Your answer should be a single number: the count of lines that include the word "Positifs".

[Dataset items]

⁂

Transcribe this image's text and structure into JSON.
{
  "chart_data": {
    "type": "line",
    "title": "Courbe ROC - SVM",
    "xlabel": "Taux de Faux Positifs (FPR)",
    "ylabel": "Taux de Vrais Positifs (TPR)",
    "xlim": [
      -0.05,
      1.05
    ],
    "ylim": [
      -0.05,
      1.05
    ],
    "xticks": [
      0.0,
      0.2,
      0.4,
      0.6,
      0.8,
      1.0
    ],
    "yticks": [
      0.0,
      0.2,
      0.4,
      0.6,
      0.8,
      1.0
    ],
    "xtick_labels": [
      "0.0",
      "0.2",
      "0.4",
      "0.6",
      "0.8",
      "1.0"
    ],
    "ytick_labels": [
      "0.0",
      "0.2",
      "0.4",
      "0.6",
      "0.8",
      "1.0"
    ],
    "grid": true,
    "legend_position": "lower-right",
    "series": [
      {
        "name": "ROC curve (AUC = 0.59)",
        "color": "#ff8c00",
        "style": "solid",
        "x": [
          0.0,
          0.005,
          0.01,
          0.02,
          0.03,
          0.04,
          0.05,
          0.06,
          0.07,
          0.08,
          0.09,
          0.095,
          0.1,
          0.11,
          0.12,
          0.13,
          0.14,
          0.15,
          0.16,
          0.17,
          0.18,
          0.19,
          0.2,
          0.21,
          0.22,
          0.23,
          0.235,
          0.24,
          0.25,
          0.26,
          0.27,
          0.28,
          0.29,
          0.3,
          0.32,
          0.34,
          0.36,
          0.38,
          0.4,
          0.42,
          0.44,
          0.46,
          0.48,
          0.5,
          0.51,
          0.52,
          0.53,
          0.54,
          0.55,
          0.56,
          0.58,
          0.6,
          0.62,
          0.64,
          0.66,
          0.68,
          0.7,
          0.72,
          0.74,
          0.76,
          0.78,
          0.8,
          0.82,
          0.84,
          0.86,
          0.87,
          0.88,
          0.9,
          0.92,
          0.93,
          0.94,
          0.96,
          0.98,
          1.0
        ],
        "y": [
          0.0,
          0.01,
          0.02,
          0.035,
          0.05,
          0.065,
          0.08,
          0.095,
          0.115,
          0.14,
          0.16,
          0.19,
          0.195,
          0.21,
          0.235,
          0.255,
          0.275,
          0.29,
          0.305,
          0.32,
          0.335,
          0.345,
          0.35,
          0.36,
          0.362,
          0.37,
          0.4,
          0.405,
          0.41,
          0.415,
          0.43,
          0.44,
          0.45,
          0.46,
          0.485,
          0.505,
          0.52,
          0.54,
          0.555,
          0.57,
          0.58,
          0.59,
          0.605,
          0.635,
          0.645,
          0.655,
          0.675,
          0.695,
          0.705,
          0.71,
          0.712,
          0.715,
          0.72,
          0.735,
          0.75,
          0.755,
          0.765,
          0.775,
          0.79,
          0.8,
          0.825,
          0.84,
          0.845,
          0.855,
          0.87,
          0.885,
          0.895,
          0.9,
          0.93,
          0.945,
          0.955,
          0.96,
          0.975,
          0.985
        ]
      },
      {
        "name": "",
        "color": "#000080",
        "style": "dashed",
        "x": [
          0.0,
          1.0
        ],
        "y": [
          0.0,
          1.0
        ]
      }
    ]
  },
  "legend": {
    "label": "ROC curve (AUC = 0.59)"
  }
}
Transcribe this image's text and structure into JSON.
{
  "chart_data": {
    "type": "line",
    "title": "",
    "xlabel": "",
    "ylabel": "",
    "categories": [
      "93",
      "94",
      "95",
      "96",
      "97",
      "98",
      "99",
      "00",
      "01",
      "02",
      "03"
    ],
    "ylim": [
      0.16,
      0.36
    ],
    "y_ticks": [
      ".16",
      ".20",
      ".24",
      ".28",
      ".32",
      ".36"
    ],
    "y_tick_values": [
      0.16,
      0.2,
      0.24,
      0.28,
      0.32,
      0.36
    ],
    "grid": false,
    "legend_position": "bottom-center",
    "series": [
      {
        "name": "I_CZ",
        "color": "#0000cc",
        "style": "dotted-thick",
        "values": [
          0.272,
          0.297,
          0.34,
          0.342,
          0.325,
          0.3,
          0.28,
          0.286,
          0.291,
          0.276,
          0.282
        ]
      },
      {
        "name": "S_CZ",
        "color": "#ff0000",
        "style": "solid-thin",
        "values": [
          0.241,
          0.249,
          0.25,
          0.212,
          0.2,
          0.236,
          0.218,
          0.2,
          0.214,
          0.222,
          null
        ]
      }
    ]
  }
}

⁂

**The solution**
2